(begin)

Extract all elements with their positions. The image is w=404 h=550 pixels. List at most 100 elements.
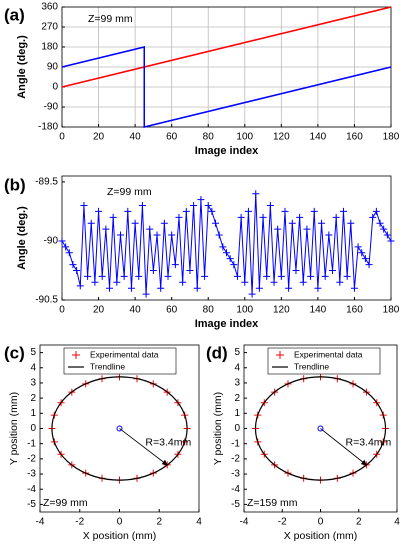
x-tick-label: 0: [117, 517, 123, 528]
data-point: [380, 225, 388, 233]
data-point: [98, 272, 106, 280]
data-point: [296, 213, 304, 221]
x-axis-label: Image index: [195, 145, 259, 157]
data-point: [127, 284, 135, 292]
data-point: [299, 278, 307, 286]
data-point: [354, 243, 362, 251]
data-point: [182, 207, 190, 215]
data-point: [87, 219, 95, 227]
data-point: [212, 219, 220, 227]
y-tick-label: -4: [27, 484, 36, 495]
y-tick-label: 0: [52, 82, 58, 93]
data-line: [61, 46, 392, 128]
data-point: [149, 266, 157, 274]
y-axis-label: Y position (mm): [212, 392, 224, 465]
y-tick-label: 270: [41, 22, 58, 33]
data-point: [321, 272, 329, 280]
legend-swatch: [72, 351, 80, 359]
x-tick-label: 160: [346, 132, 363, 143]
data-point: [387, 237, 395, 245]
x-tick-label: 2: [356, 517, 362, 528]
data-point: [190, 202, 198, 210]
data-point: [266, 202, 274, 210]
data-point: [84, 272, 92, 280]
y-tick-label: 5: [234, 347, 240, 358]
x-axis-label: X position (mm): [83, 530, 157, 542]
panel-label: (c): [4, 343, 25, 362]
x-tick-label: 0: [59, 305, 65, 316]
data-point: [120, 272, 128, 280]
data-point: [325, 231, 333, 239]
y-axis-label: Angle (deg.): [16, 35, 28, 99]
annotation: Z=99 mm: [43, 497, 88, 509]
y-tick-label: -180: [38, 122, 58, 133]
y-axis-label: Y position (mm): [8, 392, 20, 465]
legend-swatch: [276, 351, 284, 359]
y-tick-label: -90.5: [35, 295, 58, 306]
y-tick-label: 0: [30, 423, 36, 434]
data-point: [248, 290, 256, 298]
data-point: [274, 225, 282, 233]
data-point: [116, 231, 124, 239]
annotation: Z=99 mm: [88, 13, 133, 25]
y-tick-label: -3: [27, 469, 36, 480]
data-point: [138, 202, 146, 210]
data-point: [124, 207, 132, 215]
x-tick-label: 140: [310, 305, 327, 316]
data-point: [223, 249, 230, 257]
plot-frame: [243, 344, 398, 513]
x-tick-label: 60: [166, 305, 178, 316]
data-point: [131, 219, 139, 227]
y-tick-label: -5: [27, 499, 36, 510]
data-point: [263, 272, 271, 280]
center-marker: [116, 425, 123, 432]
data-point: [73, 266, 81, 274]
y-tick-label: 360: [41, 2, 58, 13]
data-point: [106, 284, 114, 292]
data-point: [332, 213, 340, 221]
data-point: [318, 219, 326, 227]
y-tick-label: 4: [234, 362, 240, 373]
data-point: [339, 207, 347, 215]
y-tick-label: -4: [231, 484, 240, 495]
data-point: [277, 272, 285, 280]
annotation: Z=159 mm: [247, 497, 298, 509]
y-tick-label: -3: [231, 469, 240, 480]
annotation: Z=99 mm: [107, 186, 152, 198]
data-point: [80, 202, 88, 210]
data-point: [372, 207, 380, 215]
radius-label: R=3.4mm: [145, 437, 191, 449]
data-point: [314, 284, 322, 292]
data-line: [61, 6, 392, 88]
data-point: [113, 278, 121, 286]
plot-frame: [39, 344, 200, 513]
data-point: [270, 278, 278, 286]
data-point: [383, 231, 391, 239]
data-point: [153, 231, 161, 239]
data-point: [201, 272, 209, 280]
data-point: [307, 272, 315, 280]
data-point: [175, 213, 183, 221]
data-point: [244, 207, 252, 215]
radius-arrow: [119, 428, 168, 466]
legend-label: Trendline: [294, 361, 329, 371]
data-point: [259, 213, 267, 221]
x-tick-label: -2: [278, 517, 287, 528]
data-point: [157, 284, 165, 292]
data-point: [91, 278, 99, 286]
data-point: [347, 219, 355, 227]
trendline: [51, 376, 188, 481]
radius-label: R=3.4mm: [345, 437, 391, 449]
y-tick-label: -90: [44, 102, 59, 113]
data-point: [69, 261, 77, 269]
y-tick-label: 4: [30, 362, 36, 373]
data-point: [226, 255, 234, 263]
data-point: [281, 207, 289, 215]
data-point: [285, 284, 293, 292]
x-tick-label: 0: [59, 132, 65, 143]
y-tick-label: -89.5: [35, 177, 58, 188]
legend-label: Experimental data: [294, 349, 363, 359]
radius-arrow: [320, 428, 367, 466]
x-tick-label: 4: [394, 517, 400, 528]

(end)

■ **What the task asks**:
Copy the lines of every item above with each "data-point" swapped for "dot" and nothing else changed. Leave the pictures out.

■ **Full output**:
Extract all elements with their positions. The image is w=404 h=550 pixels. List at most 100 elements.
x-tick-label: 0: [117, 517, 123, 528]
dot: [380, 225, 388, 233]
dot: [98, 272, 106, 280]
dot: [296, 213, 304, 221]
x-axis-label: Image index: [195, 145, 259, 157]
dot: [127, 284, 135, 292]
dot: [299, 278, 307, 286]
dot: [354, 243, 362, 251]
dot: [182, 207, 190, 215]
dot: [87, 219, 95, 227]
dot: [212, 219, 220, 227]
y-tick-label: -4: [27, 484, 36, 495]
y-tick-label: 0: [52, 82, 58, 93]
data-line: [61, 46, 392, 128]
dot: [149, 266, 157, 274]
y-axis-label: Y position (mm): [212, 392, 224, 465]
y-tick-label: 270: [41, 22, 58, 33]
dot: [321, 272, 329, 280]
legend-swatch: [72, 351, 80, 359]
x-tick-label: 160: [346, 132, 363, 143]
dot: [387, 237, 395, 245]
x-tick-label: 2: [356, 517, 362, 528]
dot: [190, 202, 198, 210]
dot: [266, 202, 274, 210]
dot: [84, 272, 92, 280]
y-tick-label: 5: [234, 347, 240, 358]
x-axis-label: X position (mm): [83, 530, 157, 542]
panel-label: (c): [4, 343, 25, 362]
x-tick-label: 0: [59, 305, 65, 316]
dot: [120, 272, 128, 280]
dot: [325, 231, 333, 239]
y-axis-label: Angle (deg.): [16, 35, 28, 99]
annotation: Z=99 mm: [43, 497, 88, 509]
y-tick-label: -180: [38, 122, 58, 133]
y-axis-label: Y position (mm): [8, 392, 20, 465]
legend-swatch: [276, 351, 284, 359]
y-tick-label: -90.5: [35, 295, 58, 306]
y-tick-label: 0: [30, 423, 36, 434]
dot: [248, 290, 256, 298]
dot: [274, 225, 282, 233]
dot: [116, 231, 124, 239]
annotation: Z=99 mm: [88, 13, 133, 25]
y-tick-label: -3: [27, 469, 36, 480]
dot: [138, 202, 146, 210]
dot: [124, 207, 132, 215]
x-tick-label: 140: [310, 305, 327, 316]
dot: [223, 249, 230, 257]
plot-frame: [243, 344, 398, 513]
x-tick-label: 60: [166, 305, 178, 316]
dot: [131, 219, 139, 227]
y-tick-label: -5: [27, 499, 36, 510]
dot: [263, 272, 271, 280]
center-marker: [116, 425, 123, 432]
dot: [73, 266, 81, 274]
y-tick-label: 360: [41, 2, 58, 13]
dot: [106, 284, 114, 292]
dot: [332, 213, 340, 221]
dot: [318, 219, 326, 227]
y-tick-label: 4: [234, 362, 240, 373]
dot: [339, 207, 347, 215]
y-tick-label: -4: [231, 484, 240, 495]
dot: [277, 272, 285, 280]
annotation: Z=159 mm: [247, 497, 298, 509]
y-tick-label: -3: [231, 469, 240, 480]
annotation: Z=99 mm: [107, 186, 152, 198]
dot: [80, 202, 88, 210]
dot: [372, 207, 380, 215]
radius-label: R=3.4mm: [145, 437, 191, 449]
dot: [314, 284, 322, 292]
data-line: [61, 6, 392, 88]
dot: [113, 278, 121, 286]
plot-frame: [39, 344, 200, 513]
dot: [270, 278, 278, 286]
dot: [383, 231, 391, 239]
dot: [153, 231, 161, 239]
dot: [201, 272, 209, 280]
dot: [307, 272, 315, 280]
dot: [175, 213, 183, 221]
dot: [244, 207, 252, 215]
radius-arrow: [119, 428, 168, 466]
legend-label: Trendline: [294, 361, 329, 371]
dot: [259, 213, 267, 221]
x-tick-label: -2: [278, 517, 287, 528]
dot: [157, 284, 165, 292]
dot: [91, 278, 99, 286]
dot: [347, 219, 355, 227]
trendline: [51, 376, 188, 481]
radius-label: R=3.4mm: [345, 437, 391, 449]
y-tick-label: -90: [44, 102, 59, 113]
dot: [69, 261, 77, 269]
y-tick-label: 4: [30, 362, 36, 373]
dot: [226, 255, 234, 263]
dot: [281, 207, 289, 215]
dot: [285, 284, 293, 292]
x-tick-label: 0: [59, 132, 65, 143]
y-tick-label: -89.5: [35, 177, 58, 188]
legend-label: Experimental data: [294, 349, 363, 359]
radius-arrow: [320, 428, 367, 466]
x-tick-label: 4: [394, 517, 400, 528]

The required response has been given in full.